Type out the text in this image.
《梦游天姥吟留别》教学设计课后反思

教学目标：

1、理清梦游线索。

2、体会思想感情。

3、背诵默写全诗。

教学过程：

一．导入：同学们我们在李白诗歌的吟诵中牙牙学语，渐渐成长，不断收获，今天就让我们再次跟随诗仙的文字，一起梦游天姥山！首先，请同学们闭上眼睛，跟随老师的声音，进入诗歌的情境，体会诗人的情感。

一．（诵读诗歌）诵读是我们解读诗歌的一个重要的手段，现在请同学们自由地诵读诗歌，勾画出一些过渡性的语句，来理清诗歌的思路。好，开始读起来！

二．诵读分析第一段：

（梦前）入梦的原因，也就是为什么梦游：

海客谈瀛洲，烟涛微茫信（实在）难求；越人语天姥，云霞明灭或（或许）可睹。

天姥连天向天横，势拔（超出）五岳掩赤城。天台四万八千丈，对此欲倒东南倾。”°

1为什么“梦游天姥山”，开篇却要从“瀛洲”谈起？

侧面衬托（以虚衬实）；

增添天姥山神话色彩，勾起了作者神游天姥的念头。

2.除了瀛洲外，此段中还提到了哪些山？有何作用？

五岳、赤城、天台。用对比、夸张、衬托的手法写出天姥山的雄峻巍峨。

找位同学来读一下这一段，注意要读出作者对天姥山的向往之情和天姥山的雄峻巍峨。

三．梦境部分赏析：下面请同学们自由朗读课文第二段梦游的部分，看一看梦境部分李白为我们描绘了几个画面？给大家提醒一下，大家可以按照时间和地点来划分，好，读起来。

-*-

Given instruction: All records above must be set down exactly, please.

Exercise response:
Type out the text in this image.
《梦游天姥吟留别》教学设计课后反思

教学目标：

1、理清梦游线索。

2、体会思想感情。

3、背诵默写全诗。

教学过程：

一．导入：同学们我们在李白诗歌的吟诵中牙牙学语，渐渐成长，不断收获，今天就让我们再次跟随诗仙的文字，一起梦游天姥山！首先，请同学们闭上眼睛，跟随老师的声音，进入诗歌的情境，体会诗人的情感。

一．（诵读诗歌）诵读是我们解读诗歌的一个重要的手段，现在请同学们自由地诵读诗歌，勾画出一些过渡性的语句，来理清诗歌的思路。好，开始读起来！

二．诵读分析第一段：

（梦前）入梦的原因，也就是为什么梦游：

海客谈瀛洲，烟涛微茫信（实在）难求；越人语天姥，云霞明灭或（或许）可睹。

天姥连天向天横，势拔（超出）五岳掩赤城。天台四万八千丈，对此欲倒东南倾。”°

1为什么“梦游天姥山”，开篇却要从“瀛洲”谈起？

侧面衬托（以虚衬实）；

增添天姥山神话色彩，勾起了作者神游天姥的念头。

2.除了瀛洲外，此段中还提到了哪些山？有何作用？

五岳、赤城、天台。用对比、夸张、衬托的手法写出天姥山的雄峻巍峨。

找位同学来读一下这一段，注意要读出作者对天姥山的向往之情和天姥山的雄峻巍峨。

三．梦境部分赏析：下面请同学们自由朗读课文第二段梦游的部分，看一看梦境部分李白为我们描绘了几个画面？给大家提醒一下，大家可以按照时间和地点来划分，好，读起来。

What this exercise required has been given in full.